Gather each line of the records where "Single" appears.

◆ ◆ ◆ ◆

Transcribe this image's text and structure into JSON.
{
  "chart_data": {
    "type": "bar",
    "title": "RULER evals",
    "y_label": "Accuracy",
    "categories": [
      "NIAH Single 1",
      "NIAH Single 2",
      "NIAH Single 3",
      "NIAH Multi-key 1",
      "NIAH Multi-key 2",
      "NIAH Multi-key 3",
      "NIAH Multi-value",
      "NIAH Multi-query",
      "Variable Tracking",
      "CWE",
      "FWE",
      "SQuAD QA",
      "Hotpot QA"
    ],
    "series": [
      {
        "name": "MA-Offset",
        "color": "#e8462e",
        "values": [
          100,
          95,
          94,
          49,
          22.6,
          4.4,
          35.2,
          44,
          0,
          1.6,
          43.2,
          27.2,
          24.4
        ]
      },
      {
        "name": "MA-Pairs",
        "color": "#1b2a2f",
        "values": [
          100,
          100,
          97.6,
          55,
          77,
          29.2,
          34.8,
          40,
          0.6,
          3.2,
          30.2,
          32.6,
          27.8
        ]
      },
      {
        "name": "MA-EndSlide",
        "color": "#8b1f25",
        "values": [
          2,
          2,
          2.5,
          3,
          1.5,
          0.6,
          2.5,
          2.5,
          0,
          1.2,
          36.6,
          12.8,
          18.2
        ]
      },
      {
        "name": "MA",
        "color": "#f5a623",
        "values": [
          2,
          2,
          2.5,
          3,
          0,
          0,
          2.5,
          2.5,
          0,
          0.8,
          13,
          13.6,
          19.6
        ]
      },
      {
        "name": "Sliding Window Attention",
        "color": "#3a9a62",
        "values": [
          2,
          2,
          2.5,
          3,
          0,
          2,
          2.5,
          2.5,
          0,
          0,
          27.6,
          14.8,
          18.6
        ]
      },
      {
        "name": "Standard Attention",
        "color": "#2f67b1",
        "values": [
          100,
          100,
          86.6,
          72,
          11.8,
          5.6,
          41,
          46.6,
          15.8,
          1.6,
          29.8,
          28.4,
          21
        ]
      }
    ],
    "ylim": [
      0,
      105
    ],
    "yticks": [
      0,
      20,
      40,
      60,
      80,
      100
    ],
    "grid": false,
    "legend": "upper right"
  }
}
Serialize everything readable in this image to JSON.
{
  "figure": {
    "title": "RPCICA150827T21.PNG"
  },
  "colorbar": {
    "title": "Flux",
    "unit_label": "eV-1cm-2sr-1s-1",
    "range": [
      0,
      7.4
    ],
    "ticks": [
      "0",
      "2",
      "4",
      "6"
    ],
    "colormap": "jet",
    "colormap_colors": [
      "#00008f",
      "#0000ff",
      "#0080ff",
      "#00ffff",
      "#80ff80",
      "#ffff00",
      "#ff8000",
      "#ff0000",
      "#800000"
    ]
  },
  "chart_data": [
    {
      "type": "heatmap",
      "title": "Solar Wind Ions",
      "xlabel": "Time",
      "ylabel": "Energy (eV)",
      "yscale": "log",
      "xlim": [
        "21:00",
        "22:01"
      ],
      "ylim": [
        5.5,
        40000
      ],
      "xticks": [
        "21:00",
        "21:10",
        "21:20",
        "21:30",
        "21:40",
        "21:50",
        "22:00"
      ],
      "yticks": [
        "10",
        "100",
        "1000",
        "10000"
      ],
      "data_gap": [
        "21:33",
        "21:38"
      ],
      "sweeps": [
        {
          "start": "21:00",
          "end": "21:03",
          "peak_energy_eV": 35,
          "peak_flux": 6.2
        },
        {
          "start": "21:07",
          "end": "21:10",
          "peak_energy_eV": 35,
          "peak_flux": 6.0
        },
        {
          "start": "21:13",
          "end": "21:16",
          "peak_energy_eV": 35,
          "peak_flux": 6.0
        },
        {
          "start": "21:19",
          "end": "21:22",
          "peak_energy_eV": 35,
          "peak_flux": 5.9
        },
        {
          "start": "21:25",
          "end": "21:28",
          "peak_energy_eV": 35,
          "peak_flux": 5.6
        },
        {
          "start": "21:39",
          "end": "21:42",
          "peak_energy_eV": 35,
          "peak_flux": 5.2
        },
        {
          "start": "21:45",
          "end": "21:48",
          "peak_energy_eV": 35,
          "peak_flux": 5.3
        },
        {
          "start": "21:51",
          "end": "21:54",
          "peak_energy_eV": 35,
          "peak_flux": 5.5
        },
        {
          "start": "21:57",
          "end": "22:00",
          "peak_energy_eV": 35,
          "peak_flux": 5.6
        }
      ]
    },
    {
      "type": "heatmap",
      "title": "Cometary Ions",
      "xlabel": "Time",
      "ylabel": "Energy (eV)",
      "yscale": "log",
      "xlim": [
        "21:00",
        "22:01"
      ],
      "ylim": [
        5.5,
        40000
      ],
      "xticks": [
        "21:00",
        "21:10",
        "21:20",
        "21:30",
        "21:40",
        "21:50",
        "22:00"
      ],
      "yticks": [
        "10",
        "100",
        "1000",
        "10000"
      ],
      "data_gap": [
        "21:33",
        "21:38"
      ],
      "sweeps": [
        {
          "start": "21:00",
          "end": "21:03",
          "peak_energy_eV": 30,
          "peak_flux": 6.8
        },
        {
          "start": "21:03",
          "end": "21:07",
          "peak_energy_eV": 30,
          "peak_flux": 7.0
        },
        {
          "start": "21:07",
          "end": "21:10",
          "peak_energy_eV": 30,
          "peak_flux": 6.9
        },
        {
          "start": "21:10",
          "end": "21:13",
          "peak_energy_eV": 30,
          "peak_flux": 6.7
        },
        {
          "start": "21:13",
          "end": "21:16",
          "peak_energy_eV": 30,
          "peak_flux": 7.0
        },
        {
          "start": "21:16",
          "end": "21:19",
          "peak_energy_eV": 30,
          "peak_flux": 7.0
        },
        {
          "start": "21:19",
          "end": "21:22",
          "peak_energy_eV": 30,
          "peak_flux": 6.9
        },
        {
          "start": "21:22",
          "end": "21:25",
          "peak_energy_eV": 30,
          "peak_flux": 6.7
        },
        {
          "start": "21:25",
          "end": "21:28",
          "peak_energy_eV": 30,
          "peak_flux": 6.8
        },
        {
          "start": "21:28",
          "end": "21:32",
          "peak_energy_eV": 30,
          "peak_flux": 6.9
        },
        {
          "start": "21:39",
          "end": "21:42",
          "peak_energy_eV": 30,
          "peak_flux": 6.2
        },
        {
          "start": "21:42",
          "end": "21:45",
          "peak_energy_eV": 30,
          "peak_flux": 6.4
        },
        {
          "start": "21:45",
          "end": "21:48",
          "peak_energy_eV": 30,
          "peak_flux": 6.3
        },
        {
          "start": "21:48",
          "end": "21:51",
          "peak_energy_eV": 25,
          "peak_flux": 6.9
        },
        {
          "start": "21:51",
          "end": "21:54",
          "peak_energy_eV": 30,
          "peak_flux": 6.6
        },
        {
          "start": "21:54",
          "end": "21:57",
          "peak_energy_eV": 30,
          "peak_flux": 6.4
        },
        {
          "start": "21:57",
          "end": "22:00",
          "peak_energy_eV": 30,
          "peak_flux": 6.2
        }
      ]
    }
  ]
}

◆ ◆ ◆ ◆

▶ SOLVED PROBLEM
      "NIAH Single 1",
      "NIAH Single 2",
      "NIAH Single 3",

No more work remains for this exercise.